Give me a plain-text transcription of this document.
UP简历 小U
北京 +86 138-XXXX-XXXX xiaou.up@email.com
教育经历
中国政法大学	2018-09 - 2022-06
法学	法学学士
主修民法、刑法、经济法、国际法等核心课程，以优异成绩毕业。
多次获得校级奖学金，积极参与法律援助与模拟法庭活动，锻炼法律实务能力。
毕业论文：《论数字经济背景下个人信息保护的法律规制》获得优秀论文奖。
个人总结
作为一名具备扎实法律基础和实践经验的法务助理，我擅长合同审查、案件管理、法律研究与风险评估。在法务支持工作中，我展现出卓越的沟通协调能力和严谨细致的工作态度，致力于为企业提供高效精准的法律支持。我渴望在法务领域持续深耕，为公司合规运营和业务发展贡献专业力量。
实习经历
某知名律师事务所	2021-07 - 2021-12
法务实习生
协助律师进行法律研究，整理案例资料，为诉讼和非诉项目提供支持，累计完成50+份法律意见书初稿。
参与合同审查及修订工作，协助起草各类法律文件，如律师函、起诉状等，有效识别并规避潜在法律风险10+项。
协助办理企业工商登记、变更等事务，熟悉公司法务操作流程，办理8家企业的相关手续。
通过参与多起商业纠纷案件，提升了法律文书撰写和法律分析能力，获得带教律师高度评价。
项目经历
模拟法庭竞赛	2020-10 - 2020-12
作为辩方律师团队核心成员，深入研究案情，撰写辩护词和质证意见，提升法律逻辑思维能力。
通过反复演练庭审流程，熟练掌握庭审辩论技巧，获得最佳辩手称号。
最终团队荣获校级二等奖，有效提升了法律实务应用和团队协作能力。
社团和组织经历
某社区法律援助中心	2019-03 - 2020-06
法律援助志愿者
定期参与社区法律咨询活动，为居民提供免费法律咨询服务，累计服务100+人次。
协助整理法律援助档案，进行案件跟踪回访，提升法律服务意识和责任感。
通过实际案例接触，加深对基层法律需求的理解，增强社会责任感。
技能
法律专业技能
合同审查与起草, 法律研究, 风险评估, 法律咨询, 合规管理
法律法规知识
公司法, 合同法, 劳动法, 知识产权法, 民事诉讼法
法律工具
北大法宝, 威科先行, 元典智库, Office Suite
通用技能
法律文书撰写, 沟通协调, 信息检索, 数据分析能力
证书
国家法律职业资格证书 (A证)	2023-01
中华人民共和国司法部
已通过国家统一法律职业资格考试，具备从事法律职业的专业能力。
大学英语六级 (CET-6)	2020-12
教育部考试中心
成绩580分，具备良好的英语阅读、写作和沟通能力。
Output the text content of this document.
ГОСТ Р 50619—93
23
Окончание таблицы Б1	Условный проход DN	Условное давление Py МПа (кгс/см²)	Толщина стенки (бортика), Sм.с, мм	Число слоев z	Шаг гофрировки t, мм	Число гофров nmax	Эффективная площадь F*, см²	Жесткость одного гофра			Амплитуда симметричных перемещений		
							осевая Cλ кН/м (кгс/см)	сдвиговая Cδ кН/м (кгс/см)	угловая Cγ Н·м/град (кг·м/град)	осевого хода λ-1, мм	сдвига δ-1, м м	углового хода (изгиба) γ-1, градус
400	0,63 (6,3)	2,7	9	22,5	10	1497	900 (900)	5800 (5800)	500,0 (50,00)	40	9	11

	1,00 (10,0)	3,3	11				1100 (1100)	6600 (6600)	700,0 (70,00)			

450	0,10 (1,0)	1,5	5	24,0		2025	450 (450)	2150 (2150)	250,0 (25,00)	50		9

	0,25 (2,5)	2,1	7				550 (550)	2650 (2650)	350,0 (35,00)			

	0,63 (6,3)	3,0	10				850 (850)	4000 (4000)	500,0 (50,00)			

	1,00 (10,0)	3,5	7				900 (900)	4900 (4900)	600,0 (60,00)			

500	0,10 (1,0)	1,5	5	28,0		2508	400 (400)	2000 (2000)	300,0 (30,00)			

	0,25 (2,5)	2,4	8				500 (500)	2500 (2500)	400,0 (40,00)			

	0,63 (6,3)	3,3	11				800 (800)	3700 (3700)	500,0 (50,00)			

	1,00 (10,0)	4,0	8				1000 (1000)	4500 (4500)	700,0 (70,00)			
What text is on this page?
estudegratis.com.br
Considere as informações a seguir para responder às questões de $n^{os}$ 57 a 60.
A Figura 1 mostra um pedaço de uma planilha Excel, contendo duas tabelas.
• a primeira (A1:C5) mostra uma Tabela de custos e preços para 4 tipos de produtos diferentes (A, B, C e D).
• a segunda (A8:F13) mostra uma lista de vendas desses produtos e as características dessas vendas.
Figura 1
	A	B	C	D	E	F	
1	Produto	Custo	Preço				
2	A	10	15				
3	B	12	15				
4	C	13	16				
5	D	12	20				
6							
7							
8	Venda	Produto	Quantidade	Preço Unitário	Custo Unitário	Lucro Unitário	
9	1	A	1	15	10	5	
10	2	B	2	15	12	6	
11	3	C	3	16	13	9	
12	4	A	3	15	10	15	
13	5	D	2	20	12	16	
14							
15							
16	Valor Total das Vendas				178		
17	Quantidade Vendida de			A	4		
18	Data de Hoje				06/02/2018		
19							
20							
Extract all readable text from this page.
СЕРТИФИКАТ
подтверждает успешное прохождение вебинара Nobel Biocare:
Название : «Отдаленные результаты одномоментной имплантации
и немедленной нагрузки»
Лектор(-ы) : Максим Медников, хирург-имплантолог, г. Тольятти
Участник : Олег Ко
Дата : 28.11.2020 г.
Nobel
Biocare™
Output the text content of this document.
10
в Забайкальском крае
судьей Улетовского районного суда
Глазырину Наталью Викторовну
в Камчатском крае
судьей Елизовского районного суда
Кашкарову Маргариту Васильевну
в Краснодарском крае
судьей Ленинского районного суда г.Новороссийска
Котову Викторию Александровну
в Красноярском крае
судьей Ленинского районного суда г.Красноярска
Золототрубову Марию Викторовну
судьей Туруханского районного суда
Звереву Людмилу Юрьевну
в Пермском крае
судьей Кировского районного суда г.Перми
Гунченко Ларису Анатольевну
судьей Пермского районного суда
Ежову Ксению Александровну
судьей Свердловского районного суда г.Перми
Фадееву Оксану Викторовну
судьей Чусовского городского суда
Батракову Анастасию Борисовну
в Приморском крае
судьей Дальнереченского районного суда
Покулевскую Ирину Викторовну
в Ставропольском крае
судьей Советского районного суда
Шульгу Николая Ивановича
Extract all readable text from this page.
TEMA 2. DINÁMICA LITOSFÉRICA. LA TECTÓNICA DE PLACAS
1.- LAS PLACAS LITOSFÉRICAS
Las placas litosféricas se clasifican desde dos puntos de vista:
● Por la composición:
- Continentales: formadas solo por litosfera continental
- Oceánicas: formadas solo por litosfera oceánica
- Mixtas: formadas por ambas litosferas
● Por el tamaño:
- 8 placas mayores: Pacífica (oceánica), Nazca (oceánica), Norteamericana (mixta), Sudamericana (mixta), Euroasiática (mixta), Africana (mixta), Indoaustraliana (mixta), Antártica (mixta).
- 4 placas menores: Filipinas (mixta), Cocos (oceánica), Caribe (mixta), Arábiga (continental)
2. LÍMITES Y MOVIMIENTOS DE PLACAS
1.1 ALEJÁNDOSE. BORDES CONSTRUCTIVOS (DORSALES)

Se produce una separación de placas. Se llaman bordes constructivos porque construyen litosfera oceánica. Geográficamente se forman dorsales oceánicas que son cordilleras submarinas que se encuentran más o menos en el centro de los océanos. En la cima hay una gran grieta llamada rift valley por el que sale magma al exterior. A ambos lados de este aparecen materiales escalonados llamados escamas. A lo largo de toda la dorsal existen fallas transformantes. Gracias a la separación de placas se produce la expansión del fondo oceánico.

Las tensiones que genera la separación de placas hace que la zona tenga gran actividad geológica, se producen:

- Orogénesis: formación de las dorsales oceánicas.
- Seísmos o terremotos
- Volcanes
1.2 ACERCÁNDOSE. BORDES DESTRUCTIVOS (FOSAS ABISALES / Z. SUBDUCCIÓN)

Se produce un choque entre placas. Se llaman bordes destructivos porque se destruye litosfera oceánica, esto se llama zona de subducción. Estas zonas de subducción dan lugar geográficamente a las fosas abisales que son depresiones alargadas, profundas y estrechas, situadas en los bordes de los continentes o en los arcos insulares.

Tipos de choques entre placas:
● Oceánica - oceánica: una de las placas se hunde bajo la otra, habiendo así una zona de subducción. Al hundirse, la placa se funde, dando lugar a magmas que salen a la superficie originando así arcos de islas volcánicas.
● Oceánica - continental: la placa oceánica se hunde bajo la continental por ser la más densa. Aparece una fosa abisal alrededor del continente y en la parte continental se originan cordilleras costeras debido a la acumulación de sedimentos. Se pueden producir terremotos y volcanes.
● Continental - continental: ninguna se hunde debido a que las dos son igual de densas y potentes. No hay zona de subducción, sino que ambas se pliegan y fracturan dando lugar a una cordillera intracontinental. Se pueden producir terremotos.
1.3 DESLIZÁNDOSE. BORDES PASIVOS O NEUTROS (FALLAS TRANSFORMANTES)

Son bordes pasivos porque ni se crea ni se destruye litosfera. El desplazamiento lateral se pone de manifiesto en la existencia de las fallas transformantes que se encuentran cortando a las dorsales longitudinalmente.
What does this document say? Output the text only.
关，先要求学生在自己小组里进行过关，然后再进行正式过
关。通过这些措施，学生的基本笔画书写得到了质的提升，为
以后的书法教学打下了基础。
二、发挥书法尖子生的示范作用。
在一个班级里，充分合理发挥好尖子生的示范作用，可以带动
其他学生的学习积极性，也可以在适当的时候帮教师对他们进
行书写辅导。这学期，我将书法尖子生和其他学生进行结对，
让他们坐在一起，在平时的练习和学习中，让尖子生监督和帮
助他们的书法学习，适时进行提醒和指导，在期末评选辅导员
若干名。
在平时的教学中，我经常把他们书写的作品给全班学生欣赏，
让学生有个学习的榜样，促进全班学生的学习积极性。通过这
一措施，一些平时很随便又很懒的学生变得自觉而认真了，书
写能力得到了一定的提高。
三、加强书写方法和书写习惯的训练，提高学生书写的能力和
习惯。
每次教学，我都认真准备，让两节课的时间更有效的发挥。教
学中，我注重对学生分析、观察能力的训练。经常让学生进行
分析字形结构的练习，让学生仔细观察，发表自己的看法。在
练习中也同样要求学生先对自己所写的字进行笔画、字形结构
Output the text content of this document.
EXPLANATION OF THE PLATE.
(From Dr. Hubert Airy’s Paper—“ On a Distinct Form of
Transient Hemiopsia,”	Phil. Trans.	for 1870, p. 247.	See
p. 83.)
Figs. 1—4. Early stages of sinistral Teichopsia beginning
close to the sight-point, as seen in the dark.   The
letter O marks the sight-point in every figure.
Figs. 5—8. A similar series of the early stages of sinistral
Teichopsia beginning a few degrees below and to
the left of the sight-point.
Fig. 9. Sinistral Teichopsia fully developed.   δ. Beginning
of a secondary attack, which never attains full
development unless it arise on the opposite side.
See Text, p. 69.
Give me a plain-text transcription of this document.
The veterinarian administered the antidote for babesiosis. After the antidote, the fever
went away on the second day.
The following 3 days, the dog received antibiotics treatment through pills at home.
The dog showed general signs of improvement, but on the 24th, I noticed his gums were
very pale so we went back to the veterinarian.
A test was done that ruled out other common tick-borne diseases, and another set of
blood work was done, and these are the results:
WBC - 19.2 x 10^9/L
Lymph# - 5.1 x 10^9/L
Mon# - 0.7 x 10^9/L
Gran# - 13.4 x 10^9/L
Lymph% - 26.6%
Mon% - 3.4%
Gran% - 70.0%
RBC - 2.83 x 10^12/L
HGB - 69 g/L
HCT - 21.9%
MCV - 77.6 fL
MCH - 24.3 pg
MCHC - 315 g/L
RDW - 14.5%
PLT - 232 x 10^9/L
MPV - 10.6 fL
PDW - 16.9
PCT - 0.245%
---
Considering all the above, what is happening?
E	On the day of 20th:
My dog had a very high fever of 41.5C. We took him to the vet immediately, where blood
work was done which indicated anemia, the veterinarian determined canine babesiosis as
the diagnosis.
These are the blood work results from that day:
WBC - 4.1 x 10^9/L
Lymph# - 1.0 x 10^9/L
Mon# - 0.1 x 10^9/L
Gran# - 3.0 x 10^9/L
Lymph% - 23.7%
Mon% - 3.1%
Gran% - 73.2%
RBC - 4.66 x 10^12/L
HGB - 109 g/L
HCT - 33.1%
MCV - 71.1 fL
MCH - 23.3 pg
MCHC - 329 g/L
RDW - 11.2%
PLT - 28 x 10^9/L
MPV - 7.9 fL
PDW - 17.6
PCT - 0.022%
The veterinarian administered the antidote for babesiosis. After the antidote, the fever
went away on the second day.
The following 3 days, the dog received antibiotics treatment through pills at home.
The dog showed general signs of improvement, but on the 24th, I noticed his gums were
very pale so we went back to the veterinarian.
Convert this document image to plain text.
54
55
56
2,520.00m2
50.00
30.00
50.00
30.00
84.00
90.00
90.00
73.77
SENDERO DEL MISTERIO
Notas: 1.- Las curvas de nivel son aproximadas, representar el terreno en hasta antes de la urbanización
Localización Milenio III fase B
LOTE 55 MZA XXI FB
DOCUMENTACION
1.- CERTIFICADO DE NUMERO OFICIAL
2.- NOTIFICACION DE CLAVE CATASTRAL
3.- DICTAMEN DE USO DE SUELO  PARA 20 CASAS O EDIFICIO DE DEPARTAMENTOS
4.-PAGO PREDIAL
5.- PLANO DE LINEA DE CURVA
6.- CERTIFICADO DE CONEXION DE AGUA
• • •
Return the lines of the records that include the string "Александровну".

Котову Викторию Александровну
Ежову Ксению Александровну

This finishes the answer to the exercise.